* BEGIN ENTRIES SUPPLIED *
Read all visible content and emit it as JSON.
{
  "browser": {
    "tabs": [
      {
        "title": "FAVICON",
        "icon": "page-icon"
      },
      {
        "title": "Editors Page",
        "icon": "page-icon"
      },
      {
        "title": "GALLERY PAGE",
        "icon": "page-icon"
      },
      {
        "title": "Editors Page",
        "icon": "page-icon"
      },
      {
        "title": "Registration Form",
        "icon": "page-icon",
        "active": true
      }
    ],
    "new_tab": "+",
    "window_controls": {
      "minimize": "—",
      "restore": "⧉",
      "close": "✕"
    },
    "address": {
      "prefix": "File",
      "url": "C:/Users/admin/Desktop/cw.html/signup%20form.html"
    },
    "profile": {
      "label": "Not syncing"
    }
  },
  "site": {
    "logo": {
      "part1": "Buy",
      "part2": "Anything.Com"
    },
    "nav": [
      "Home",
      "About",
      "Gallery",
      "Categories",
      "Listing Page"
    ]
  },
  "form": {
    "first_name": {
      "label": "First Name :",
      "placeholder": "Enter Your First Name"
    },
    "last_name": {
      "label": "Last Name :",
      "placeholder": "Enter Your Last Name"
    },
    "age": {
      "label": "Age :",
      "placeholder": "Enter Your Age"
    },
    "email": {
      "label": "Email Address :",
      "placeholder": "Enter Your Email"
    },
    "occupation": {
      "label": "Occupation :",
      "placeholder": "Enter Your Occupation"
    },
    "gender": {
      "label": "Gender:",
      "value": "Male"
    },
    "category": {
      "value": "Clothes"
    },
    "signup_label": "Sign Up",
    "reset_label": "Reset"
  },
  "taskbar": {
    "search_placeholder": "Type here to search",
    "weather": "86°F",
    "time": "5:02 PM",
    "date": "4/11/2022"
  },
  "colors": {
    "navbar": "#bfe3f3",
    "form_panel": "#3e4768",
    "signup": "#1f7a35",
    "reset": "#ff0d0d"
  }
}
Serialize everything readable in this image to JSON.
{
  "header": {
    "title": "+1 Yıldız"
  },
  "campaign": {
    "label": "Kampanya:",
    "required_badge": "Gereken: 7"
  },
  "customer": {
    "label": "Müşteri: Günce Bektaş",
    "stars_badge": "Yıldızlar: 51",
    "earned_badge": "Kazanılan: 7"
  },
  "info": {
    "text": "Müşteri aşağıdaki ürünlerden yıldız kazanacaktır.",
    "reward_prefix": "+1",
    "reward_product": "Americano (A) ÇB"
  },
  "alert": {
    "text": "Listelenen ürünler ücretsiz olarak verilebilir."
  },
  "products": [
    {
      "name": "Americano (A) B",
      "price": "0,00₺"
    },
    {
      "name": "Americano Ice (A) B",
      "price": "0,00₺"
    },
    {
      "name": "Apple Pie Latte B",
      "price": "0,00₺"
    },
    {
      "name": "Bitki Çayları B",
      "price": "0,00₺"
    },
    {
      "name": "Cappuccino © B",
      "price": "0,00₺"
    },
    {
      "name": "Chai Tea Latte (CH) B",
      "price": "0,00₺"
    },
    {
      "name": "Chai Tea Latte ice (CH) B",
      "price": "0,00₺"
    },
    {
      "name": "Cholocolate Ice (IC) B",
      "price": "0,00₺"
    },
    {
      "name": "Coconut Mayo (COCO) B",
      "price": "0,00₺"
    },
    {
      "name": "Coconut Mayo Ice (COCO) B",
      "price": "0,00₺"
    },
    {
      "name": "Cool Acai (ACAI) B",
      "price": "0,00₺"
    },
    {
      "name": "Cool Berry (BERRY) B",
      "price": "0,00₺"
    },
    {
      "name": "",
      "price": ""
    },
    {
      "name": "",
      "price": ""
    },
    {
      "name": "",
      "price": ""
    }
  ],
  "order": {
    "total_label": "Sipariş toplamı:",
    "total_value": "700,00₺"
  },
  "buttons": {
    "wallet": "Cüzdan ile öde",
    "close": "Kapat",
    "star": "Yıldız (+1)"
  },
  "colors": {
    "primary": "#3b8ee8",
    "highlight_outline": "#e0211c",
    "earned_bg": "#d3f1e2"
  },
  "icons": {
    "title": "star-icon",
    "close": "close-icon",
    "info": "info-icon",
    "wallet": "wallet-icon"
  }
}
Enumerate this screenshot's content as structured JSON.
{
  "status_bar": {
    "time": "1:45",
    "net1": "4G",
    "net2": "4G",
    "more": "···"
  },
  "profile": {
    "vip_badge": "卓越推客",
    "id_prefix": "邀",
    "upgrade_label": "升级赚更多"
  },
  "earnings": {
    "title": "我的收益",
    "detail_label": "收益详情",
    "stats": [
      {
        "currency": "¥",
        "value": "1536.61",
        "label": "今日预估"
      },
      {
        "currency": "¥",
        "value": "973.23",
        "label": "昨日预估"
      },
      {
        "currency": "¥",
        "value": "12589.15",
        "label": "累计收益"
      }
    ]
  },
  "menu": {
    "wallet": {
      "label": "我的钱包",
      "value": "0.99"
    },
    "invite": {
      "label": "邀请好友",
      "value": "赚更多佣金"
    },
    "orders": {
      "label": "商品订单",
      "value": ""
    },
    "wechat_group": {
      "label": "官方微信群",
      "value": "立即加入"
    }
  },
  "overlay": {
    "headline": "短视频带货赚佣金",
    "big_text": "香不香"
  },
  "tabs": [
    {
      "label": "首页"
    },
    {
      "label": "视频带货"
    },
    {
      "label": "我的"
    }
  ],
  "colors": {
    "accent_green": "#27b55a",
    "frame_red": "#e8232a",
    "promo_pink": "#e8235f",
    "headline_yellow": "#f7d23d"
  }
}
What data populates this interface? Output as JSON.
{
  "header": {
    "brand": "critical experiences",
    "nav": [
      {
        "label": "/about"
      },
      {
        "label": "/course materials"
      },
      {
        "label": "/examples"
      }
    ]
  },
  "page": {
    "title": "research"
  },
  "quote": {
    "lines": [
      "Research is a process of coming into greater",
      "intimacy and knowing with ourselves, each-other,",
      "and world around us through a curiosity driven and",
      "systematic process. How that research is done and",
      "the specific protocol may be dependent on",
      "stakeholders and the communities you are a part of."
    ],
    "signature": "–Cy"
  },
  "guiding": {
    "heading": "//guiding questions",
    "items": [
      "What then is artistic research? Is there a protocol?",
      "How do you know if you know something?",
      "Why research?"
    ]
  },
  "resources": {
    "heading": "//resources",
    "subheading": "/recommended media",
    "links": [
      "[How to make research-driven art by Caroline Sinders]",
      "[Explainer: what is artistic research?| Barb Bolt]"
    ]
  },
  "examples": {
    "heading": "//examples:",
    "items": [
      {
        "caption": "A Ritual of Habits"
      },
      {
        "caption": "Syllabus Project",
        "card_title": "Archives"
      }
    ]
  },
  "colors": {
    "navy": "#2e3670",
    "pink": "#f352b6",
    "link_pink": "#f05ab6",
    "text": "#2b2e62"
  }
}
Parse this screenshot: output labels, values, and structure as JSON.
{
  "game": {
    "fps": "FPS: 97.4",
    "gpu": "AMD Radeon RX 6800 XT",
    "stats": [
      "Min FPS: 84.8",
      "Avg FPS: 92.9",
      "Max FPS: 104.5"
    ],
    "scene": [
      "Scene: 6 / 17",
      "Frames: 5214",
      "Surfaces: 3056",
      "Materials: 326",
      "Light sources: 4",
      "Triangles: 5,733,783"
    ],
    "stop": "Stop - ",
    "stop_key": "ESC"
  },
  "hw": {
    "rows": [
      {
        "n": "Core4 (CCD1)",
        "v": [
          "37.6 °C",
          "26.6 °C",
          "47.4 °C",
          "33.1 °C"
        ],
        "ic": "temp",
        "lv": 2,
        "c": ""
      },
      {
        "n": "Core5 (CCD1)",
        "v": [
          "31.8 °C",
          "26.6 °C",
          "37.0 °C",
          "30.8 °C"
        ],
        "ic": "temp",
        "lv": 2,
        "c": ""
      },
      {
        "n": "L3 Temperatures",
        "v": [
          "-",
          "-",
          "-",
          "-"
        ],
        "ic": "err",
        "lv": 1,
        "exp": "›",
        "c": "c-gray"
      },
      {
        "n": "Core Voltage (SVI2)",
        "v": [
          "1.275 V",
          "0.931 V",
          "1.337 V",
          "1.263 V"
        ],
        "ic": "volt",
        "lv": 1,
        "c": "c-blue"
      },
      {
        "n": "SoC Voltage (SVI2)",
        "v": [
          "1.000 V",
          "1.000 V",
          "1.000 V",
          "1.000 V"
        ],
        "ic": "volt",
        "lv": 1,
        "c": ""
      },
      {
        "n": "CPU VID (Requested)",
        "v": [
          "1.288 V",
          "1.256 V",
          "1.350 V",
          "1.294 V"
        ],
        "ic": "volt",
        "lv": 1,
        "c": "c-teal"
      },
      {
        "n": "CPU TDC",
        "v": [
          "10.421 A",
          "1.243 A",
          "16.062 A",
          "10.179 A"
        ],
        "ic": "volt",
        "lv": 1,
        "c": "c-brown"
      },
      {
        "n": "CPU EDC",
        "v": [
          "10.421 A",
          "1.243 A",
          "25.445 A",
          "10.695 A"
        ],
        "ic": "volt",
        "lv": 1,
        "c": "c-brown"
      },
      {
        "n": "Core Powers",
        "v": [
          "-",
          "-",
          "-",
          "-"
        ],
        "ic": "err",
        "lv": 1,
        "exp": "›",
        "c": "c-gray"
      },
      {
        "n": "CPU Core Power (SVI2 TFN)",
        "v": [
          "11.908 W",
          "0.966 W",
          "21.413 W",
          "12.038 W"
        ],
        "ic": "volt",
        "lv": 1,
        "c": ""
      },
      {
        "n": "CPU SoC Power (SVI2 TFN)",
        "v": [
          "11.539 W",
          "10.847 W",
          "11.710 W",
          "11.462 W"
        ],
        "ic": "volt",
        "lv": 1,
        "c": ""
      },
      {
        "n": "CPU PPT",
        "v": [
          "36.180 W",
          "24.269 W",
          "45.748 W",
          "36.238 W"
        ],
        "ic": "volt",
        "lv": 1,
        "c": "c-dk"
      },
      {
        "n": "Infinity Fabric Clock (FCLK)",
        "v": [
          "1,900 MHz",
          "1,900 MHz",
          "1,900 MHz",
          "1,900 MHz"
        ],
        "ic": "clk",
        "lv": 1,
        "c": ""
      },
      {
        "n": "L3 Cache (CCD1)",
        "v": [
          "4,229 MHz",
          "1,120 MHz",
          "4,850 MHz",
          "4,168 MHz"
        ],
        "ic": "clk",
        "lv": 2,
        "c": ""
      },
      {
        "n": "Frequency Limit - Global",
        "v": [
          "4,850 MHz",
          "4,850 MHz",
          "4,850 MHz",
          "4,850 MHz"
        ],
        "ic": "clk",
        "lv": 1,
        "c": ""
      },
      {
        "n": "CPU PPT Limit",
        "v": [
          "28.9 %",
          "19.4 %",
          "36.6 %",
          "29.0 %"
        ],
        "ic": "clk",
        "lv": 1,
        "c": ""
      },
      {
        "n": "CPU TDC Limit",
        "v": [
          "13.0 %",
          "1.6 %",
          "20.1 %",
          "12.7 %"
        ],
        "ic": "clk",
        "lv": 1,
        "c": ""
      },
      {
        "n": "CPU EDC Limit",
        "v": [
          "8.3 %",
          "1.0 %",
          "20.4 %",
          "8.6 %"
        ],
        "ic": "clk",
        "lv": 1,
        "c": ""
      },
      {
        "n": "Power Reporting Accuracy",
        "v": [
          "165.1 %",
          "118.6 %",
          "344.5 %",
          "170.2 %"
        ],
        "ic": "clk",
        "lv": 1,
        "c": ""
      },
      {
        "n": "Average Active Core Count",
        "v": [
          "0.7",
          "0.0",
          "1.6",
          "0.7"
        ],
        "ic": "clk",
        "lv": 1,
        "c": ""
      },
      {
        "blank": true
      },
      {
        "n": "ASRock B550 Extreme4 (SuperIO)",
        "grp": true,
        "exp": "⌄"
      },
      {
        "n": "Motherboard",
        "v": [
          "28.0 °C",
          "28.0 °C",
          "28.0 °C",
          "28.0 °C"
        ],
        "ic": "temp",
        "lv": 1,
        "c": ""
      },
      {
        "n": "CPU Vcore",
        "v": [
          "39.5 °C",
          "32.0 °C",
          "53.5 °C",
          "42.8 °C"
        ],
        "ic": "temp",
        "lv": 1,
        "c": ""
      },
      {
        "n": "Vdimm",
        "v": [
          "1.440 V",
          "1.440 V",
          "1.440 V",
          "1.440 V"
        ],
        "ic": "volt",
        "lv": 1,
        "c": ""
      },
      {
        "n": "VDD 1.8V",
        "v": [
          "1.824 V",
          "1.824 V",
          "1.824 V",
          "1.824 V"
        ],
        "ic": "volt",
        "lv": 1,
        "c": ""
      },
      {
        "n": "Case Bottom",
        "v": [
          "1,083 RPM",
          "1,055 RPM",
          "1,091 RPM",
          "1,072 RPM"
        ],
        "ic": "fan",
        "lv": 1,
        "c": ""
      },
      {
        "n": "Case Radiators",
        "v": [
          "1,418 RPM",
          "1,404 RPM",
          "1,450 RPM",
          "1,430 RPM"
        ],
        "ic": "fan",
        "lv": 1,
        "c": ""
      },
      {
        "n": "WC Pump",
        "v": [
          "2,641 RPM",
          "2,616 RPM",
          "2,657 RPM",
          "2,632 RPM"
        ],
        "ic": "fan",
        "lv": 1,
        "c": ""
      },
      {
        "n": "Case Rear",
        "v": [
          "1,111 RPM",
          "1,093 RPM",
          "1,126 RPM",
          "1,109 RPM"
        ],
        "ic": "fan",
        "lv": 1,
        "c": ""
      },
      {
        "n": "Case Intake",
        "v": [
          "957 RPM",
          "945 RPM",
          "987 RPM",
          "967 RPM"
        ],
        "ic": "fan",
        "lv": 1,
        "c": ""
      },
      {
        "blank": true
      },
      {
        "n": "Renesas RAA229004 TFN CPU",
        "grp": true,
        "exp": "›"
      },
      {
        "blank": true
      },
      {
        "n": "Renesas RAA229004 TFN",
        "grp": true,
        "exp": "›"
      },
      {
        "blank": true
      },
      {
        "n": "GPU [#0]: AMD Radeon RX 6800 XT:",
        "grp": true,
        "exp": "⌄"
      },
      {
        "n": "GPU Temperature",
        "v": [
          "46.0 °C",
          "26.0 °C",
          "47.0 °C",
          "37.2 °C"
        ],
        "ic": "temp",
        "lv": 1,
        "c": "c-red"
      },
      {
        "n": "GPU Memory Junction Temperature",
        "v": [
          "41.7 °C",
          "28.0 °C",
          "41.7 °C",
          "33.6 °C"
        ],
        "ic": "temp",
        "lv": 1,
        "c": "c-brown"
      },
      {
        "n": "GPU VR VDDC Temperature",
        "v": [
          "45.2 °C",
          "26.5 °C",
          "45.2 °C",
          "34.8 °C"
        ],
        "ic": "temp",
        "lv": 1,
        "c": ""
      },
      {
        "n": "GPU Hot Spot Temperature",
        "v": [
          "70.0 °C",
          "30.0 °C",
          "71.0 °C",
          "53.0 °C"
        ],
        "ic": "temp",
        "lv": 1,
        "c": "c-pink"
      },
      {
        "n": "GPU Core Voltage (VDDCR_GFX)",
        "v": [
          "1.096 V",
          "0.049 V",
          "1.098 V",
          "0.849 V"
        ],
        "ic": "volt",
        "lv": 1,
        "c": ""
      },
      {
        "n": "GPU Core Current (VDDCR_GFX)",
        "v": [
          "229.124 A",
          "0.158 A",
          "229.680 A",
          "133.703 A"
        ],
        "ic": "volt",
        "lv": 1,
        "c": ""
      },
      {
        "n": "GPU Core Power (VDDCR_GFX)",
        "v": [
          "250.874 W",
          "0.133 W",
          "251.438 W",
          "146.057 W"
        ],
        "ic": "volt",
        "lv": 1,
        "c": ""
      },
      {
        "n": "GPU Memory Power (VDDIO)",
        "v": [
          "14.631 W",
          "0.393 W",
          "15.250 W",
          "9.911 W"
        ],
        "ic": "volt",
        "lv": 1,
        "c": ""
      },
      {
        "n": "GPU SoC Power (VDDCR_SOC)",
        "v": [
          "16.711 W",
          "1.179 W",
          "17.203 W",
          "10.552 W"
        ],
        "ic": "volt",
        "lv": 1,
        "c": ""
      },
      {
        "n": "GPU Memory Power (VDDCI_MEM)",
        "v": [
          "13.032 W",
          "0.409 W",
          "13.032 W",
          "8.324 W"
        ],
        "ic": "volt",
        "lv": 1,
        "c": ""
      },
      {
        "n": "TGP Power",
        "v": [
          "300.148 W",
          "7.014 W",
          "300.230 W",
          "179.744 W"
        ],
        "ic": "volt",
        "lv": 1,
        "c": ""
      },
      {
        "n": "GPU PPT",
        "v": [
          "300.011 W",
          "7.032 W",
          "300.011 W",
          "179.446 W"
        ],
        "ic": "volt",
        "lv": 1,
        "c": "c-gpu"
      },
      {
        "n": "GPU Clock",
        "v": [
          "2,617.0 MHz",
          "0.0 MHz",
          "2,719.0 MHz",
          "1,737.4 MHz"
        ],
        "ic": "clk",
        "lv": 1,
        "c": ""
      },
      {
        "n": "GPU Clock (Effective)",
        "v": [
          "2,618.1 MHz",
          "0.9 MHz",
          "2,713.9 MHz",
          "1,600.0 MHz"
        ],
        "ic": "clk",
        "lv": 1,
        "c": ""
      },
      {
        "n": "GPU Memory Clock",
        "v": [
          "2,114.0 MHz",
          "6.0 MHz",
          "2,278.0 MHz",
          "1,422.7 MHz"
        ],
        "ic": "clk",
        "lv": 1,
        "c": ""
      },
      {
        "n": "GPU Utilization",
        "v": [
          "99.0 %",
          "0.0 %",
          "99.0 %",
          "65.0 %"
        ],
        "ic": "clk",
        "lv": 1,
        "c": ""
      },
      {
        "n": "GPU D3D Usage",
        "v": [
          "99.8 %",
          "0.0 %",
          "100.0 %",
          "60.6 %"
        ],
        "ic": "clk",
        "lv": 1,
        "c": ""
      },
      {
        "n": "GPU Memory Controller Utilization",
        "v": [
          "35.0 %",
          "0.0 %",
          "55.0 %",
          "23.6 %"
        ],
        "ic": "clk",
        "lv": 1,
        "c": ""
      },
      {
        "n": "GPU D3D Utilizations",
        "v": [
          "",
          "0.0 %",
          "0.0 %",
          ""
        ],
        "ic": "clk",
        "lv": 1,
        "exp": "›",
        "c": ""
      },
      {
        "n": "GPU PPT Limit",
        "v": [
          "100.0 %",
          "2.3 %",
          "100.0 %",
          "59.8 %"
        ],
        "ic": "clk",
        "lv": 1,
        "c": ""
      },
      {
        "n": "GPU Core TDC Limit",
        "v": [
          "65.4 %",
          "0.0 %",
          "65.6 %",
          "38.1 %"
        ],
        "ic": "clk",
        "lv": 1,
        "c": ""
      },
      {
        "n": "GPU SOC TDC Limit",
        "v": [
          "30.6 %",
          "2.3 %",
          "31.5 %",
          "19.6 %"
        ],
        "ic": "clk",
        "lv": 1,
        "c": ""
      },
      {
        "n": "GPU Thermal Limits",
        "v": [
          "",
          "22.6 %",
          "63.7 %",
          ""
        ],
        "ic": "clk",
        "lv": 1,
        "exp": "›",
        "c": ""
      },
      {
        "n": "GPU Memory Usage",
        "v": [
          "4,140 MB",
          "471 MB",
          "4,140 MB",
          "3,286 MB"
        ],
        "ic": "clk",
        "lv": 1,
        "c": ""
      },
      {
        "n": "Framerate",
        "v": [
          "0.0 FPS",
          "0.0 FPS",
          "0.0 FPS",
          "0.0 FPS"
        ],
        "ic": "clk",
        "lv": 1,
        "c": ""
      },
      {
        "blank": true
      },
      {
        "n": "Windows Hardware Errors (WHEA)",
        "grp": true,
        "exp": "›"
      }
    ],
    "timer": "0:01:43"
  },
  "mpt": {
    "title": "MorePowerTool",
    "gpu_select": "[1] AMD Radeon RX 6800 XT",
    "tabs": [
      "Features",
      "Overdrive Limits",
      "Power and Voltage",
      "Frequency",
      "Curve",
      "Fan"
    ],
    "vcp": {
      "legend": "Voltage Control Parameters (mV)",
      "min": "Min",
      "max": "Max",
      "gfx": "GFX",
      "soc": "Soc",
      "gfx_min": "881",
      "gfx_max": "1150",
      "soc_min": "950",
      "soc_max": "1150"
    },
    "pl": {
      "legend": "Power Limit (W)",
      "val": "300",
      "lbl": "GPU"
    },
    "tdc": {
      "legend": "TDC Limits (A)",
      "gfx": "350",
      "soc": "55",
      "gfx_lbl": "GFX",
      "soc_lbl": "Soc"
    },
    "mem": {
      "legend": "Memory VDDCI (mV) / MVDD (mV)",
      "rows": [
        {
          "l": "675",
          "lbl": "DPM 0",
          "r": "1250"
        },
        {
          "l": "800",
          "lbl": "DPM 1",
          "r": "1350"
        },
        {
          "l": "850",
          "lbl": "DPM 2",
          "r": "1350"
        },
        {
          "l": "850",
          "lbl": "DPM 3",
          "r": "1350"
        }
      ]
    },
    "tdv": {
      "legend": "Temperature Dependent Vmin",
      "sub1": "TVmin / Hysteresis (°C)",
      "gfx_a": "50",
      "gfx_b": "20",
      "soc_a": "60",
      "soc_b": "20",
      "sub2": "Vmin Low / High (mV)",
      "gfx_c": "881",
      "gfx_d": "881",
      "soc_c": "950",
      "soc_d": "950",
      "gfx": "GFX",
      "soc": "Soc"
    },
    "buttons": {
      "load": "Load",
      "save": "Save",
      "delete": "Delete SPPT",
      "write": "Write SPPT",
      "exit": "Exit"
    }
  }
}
* END ENTRIES SUPPLIED *
— THE TASK —
Read through the entries and copy every line that includes "caption".

— EXERCISE RESPONSE —
        "caption": "A Ritual of Habits"
        "caption": "Syllabus Project",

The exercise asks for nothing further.